* begin *
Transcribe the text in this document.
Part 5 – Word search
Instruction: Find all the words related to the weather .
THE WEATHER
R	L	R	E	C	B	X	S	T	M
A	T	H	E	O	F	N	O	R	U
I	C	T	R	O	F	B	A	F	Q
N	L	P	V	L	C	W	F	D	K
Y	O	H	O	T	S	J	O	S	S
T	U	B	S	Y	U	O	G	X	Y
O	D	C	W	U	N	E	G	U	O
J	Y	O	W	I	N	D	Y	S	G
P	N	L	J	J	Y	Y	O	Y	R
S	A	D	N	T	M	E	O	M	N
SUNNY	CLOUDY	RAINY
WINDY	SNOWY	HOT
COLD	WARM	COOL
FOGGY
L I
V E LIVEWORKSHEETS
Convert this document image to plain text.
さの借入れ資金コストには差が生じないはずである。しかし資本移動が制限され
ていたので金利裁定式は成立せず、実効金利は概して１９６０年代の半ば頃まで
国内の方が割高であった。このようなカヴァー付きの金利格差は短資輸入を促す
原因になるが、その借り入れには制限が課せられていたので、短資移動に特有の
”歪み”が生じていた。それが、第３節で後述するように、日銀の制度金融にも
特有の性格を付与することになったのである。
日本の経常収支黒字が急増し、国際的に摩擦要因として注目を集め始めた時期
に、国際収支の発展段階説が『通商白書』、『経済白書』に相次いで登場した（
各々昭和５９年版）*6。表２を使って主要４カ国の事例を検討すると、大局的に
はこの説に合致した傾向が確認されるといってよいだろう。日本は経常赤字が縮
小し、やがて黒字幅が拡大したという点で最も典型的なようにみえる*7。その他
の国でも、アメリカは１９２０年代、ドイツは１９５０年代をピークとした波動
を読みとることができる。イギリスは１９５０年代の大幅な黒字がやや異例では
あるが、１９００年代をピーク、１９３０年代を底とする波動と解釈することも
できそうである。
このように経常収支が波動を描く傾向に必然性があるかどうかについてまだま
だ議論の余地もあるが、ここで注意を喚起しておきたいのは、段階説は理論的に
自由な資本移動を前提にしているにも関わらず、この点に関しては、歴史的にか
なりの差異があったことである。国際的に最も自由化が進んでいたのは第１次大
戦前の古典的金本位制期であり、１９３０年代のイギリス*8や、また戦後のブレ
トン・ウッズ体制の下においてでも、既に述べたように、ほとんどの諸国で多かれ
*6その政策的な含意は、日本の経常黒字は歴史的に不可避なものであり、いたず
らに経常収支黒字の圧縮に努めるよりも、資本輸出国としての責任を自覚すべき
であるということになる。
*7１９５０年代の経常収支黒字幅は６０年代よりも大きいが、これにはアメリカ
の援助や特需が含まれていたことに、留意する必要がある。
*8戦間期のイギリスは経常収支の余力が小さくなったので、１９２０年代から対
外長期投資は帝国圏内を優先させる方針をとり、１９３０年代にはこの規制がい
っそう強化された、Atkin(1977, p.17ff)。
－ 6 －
* end *
> _Written exercise_
From the listing above, copy all lines holding the word "this".

> _Solution below_
Transcribe the text in this document.
Convert this document image to plain text.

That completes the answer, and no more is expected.